(EXTRACT)
Compared with people with healthy kidneys, people with chronic kidney disease have more cardiovascular complications, including heart attack and stroke. Traditional risk factors for cardiovascular disease include high blood pressure, diabetes, and abnormal cholesterol levels. Many people with chronic kidney disease have these traditional cardiovascular risk factors. More recently, researchers have identified other “newer” risk factors for cardiovascular disease. The newer risk factors include high blood levels of substances that indicate inflammation: homocysteine, C-reactive protein, and fibrinogen. The blood levels of specific fats are also newer risk factors: low levels of apolipoprotein A1 and high levels of apolipoprotein B or lipoprotein(a). The frequency of these newer cardiovascular risk factors in people with chronic kidney disease is unknown.

Why did the researchers do this particular study?

To examine the frequency of the newer cardiovascular risk factors in people with chronic kidney disease.

Who was studied?

Adults who participated in a national health study in the United States called the Third National Health and Nutrition Examination Survey.

How was the study done?

Using blood tests, the researchers divided people into 3 groups: normal kidneys, mild chronic kidney disease, or severe chronic kidney disease. They then compared the frequency of the newer risk factors among people in the 3 groups.
(End EXTRACT)
(SUPPLIED RECORDS)
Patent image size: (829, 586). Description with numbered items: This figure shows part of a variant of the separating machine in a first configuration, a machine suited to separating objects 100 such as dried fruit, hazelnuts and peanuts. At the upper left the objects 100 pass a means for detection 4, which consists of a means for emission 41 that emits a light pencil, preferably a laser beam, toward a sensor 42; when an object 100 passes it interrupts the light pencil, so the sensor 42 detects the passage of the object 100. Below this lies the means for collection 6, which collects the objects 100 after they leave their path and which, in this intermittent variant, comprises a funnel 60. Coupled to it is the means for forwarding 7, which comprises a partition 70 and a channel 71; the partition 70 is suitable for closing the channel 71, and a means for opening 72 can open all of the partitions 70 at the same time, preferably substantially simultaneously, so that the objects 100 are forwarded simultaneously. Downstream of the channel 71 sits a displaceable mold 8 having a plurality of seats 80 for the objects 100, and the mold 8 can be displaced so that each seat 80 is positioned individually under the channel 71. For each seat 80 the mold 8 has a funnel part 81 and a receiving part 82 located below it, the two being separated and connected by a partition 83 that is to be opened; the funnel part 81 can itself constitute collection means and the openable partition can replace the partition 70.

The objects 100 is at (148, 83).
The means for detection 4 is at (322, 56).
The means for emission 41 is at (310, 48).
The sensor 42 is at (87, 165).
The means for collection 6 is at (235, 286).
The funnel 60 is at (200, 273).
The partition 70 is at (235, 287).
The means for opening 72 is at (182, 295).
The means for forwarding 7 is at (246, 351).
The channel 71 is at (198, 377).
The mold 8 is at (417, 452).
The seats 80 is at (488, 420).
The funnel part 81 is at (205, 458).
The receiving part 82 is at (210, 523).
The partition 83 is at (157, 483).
(End SUPPLIED RECORDS)
TO DO
(1) Reproduce the part of the kidney disease summary that begins at the words "Who was studied?" and stops after "the study done?".
(2) Go on with the kidney disease summary from its last sentence.

EXERCISE ANSWERS
(1)
Who was studied?

Adults who participated in a national health study in the United States called the Third National Health and Nutrition Examination Survey.

How was the study done?

(2)
What did the researchers find?

Kidney disease was associated with lower apolipoprotein A1 levels and with higher levels of apolipoprotein B, apolipoprotein(a), fibrinogen, homocysteine, and C-reactive protein.

What were the limitations of the study?

This study cannot tell us whether these risk factors explain the higher rates of cardiovascular complications in people with chronic kidney disease. It also cannot tell us whether treating these risk factors can decrease cardiovascular complications in people with chronic kidney disease.

What are the implications of the study?

People with chronic kidney disease are more likely to have the newer cardiovascular risk factors than are people with healthy kidneys. Further research is necessary to learn whether changing these risk factors can help to prevent cardiovascular complications.